À 91 ans, l’ancien président n’a pas encore dit son dernier mot. Tête de liste d’une coalition d’opposition pour les législatives du 30 juillet, il vient de lancer une campagne électorale qui s’annonce rugueuse.
À le voir ainsi juché sur son 4×4, les poings levés, haranguant la foule dense massée autour de lui, difficile d’imaginer que cet homme a dépassé les 90 printemps. À ses partisans, qui scandent « Gorgui dolli ñu ! », (« “Vieux”, on en veut encore », en wolof) il répond par un signe de la main ou un sourire figé.
Drapé dans un boubou bleu brodé de jaune – les couleurs du Parti démocratique sénégalais (PDS) –, son éternel kopati rouge sur la tête, Abdoulaye Wade ne boude pas son plaisir devant l’accueil fervent qui lui est réservé à sa sortie de l’aéroport de Dakar, en cette fin d’après-midi du 10 juillet.
Deux heures durant, debout dans son véhicule, il saluera ses partisans attroupés le long de la voie rapide menant au siège du PDS.
┄┄┄┄┄┄┄┄┄┄┄┄┄┄┄┄┄┄┄┄
» Problème
Répondez aux questions suivantes d'après l'article sur Abdoulaye Wade :
1. Quel âge a l'ancien président ?
2. Quelles sont les couleurs du Parti démocratique sénégalais ?
3. Pendant combien de temps salue-t-il ses partisans, debout dans son véhicule ?
Les lignes qui suivent forment un document indépendant de l'article.

Listes de régions annotées:
┄┄┄┄┄┄┄┄┄┄┄┄┄┄┄┄┄┄┄┄
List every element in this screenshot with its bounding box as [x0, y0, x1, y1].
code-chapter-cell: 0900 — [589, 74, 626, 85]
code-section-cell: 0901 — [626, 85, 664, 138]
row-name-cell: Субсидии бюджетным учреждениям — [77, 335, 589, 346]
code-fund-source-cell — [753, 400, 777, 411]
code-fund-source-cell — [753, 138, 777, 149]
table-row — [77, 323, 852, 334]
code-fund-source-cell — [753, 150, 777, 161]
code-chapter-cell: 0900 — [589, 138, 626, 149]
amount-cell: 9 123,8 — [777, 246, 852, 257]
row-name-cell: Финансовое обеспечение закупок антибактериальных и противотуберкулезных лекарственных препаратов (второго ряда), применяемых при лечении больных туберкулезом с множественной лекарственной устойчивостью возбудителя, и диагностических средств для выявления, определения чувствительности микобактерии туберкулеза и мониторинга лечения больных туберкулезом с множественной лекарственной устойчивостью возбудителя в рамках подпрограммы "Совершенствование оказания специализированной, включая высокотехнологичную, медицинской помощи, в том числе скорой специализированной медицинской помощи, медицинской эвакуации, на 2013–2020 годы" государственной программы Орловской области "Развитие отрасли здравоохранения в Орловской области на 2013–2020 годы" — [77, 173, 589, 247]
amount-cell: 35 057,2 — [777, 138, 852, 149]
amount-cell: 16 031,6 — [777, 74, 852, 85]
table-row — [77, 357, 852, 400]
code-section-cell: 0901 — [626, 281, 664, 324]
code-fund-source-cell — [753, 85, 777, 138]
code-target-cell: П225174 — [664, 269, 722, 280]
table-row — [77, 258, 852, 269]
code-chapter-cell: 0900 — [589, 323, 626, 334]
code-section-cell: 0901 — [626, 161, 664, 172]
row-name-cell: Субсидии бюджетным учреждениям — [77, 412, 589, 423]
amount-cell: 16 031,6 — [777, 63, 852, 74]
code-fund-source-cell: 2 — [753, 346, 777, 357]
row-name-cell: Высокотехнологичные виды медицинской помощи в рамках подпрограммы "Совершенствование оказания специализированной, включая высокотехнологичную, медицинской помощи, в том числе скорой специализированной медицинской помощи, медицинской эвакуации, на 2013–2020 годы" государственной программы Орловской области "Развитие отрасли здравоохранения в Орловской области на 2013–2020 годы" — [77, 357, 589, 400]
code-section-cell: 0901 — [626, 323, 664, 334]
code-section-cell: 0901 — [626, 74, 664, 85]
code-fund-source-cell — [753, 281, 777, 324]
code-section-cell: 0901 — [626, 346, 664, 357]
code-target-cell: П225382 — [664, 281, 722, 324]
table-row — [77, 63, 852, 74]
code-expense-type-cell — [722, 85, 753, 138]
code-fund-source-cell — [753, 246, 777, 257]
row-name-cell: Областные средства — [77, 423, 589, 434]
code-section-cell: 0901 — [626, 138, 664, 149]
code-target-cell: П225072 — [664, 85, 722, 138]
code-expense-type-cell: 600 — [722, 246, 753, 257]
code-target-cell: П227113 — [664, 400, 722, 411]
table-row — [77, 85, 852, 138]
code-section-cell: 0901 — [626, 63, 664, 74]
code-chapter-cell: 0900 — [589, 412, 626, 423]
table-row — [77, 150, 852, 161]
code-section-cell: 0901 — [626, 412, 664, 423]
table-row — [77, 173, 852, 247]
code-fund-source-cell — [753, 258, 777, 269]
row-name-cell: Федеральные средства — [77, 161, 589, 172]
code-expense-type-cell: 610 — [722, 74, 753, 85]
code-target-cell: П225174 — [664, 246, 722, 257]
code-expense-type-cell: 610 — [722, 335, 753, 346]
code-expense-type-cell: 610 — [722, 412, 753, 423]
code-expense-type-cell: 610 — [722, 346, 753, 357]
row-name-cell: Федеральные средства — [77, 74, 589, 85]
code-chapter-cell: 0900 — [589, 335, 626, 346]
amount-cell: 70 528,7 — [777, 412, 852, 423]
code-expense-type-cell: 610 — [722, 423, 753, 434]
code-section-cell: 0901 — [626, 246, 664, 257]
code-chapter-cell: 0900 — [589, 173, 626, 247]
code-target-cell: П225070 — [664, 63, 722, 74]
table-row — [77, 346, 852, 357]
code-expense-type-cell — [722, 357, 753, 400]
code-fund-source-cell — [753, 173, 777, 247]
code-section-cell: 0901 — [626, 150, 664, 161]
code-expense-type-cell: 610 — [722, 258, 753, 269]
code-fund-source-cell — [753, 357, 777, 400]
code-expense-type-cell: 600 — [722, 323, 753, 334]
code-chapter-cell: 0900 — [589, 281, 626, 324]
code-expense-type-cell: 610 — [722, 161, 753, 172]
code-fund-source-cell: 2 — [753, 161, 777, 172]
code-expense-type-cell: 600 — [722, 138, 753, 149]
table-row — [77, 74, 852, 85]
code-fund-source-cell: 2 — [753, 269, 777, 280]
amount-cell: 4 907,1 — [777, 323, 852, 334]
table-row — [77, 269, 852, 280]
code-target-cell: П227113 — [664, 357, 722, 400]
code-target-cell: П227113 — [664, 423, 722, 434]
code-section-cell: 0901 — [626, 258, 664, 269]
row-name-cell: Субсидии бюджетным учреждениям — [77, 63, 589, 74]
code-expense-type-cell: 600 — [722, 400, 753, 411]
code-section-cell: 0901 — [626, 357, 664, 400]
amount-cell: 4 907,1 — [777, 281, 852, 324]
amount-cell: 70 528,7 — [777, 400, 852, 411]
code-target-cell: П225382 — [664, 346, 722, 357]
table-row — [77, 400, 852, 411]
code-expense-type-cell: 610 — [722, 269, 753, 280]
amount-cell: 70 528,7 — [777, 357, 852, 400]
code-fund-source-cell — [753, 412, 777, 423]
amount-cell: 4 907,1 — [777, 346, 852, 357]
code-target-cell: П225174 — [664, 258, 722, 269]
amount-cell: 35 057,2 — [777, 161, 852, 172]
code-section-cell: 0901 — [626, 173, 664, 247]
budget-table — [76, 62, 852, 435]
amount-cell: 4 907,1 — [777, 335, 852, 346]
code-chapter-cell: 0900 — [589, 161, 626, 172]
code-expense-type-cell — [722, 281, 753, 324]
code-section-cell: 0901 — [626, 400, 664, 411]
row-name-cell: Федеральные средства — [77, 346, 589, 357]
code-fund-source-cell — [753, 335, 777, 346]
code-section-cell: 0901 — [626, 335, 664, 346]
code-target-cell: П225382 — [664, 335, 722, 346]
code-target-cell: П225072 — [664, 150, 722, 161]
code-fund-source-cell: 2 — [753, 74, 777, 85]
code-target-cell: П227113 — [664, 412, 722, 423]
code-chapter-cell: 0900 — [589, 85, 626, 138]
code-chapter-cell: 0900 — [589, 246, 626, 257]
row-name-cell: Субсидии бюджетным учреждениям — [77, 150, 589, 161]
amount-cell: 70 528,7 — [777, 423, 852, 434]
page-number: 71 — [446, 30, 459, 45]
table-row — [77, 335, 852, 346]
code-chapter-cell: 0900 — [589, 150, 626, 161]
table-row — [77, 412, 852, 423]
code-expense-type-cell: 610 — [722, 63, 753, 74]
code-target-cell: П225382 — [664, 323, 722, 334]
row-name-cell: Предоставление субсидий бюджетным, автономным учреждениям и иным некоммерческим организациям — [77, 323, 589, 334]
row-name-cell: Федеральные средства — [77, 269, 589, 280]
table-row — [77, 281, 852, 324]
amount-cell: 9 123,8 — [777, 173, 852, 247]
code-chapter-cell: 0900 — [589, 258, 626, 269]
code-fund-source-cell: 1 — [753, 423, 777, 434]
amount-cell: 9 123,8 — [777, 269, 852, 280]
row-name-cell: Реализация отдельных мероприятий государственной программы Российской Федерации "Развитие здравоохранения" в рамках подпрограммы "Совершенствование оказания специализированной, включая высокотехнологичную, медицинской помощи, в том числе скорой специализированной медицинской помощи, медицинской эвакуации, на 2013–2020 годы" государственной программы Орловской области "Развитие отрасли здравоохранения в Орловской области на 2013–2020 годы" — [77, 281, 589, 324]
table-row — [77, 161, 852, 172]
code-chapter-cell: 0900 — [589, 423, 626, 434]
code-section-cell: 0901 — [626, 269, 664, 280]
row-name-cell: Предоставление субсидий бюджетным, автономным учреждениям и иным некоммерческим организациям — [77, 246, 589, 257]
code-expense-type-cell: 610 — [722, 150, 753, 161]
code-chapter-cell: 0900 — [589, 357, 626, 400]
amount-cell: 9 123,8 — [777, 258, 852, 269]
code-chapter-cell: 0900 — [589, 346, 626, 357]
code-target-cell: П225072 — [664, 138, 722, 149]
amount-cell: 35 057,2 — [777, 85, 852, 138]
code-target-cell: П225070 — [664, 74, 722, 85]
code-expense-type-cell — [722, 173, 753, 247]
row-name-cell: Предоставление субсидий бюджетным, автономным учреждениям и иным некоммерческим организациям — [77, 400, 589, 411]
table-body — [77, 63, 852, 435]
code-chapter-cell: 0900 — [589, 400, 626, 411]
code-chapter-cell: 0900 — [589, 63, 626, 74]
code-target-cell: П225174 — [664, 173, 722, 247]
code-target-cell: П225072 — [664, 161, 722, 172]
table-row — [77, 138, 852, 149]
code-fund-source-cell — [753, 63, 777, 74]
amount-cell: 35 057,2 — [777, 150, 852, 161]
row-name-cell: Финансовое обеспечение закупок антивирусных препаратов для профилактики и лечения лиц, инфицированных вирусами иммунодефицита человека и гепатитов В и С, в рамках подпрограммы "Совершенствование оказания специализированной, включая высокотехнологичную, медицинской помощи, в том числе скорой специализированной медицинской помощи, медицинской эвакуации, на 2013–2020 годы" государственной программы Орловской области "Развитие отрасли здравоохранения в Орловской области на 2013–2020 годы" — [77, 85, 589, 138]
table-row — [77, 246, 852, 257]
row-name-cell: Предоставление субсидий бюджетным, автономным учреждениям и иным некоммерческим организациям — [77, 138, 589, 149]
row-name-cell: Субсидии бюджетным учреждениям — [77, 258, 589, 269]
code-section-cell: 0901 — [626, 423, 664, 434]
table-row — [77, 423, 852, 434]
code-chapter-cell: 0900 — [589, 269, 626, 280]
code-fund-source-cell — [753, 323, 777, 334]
┄┄┄┄┄┄┄┄┄┄┄┄┄┄┄┄┄┄┄┄
» Solution
1. Il a 91 ans.
2. Ce sont le bleu et le jaune.
3. Il les salue pendant deux heures.